What the exercise asks:
Work through the records below and tally every line containing "порыв". Reply with the total alone.

╔══

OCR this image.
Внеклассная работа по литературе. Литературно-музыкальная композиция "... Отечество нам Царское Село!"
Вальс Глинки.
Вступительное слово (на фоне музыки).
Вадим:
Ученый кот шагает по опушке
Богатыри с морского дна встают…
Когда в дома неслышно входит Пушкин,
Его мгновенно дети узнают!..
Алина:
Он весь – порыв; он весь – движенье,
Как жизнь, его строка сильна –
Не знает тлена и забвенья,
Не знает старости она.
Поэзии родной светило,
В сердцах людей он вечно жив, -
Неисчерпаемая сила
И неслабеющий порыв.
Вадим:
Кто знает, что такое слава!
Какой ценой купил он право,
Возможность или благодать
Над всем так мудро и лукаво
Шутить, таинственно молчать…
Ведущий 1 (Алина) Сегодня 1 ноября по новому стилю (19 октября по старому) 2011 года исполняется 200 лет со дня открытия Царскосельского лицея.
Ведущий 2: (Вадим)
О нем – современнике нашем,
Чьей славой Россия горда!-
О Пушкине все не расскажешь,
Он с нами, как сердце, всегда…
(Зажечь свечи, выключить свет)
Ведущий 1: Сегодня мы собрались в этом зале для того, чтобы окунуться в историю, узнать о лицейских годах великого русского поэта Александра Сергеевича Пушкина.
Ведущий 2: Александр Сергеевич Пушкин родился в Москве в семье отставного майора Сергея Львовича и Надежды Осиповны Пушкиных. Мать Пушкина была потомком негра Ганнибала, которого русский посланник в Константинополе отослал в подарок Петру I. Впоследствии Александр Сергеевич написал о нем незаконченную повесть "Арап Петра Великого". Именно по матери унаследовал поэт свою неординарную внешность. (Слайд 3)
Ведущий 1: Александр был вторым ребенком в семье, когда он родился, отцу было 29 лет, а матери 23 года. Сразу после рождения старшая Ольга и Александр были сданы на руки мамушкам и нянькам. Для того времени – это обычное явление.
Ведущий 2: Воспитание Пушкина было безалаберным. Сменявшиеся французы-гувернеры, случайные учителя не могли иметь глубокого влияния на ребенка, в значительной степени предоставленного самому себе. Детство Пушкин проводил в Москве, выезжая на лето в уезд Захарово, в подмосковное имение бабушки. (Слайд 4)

╚══
╔══

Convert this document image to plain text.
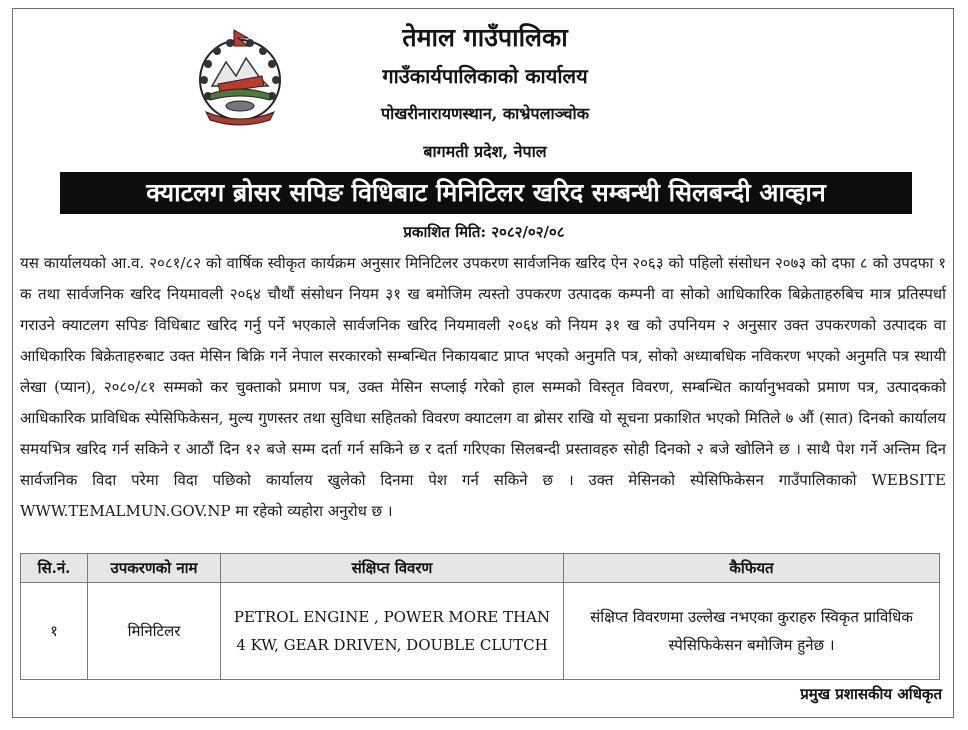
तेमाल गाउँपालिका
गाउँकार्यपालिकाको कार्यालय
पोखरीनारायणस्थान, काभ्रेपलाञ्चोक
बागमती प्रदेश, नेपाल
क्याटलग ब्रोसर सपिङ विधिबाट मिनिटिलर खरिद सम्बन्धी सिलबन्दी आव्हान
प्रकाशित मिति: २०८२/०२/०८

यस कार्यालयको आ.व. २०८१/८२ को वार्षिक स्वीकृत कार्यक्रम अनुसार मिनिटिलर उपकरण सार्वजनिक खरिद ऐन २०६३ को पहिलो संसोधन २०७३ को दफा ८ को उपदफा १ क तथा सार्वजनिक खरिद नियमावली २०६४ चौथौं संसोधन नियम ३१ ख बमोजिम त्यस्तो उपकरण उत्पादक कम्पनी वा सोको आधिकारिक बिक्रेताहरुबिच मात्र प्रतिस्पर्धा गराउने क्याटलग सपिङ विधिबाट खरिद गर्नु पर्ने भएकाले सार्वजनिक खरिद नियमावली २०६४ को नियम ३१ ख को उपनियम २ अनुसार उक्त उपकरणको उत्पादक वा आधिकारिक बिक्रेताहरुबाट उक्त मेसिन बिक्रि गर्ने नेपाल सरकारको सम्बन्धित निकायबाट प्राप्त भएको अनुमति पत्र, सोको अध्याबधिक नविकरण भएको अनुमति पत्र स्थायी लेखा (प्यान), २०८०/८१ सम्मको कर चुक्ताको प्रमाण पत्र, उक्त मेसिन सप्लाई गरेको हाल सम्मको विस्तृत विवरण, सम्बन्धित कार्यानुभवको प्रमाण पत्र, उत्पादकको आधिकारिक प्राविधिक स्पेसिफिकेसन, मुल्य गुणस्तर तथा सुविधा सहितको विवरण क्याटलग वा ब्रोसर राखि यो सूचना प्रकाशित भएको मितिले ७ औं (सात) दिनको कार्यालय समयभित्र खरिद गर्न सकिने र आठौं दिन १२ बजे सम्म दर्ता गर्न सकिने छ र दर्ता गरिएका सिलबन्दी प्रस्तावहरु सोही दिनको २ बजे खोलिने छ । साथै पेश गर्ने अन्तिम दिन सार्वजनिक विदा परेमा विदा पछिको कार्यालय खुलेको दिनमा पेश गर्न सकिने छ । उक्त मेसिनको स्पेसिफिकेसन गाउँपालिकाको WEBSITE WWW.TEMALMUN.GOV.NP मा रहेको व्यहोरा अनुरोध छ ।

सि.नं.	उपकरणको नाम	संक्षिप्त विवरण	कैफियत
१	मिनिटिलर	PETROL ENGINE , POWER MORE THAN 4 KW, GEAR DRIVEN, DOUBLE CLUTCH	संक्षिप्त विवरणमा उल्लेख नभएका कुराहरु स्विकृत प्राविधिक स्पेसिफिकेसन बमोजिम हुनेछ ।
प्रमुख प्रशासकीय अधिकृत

╚══

Task output:
2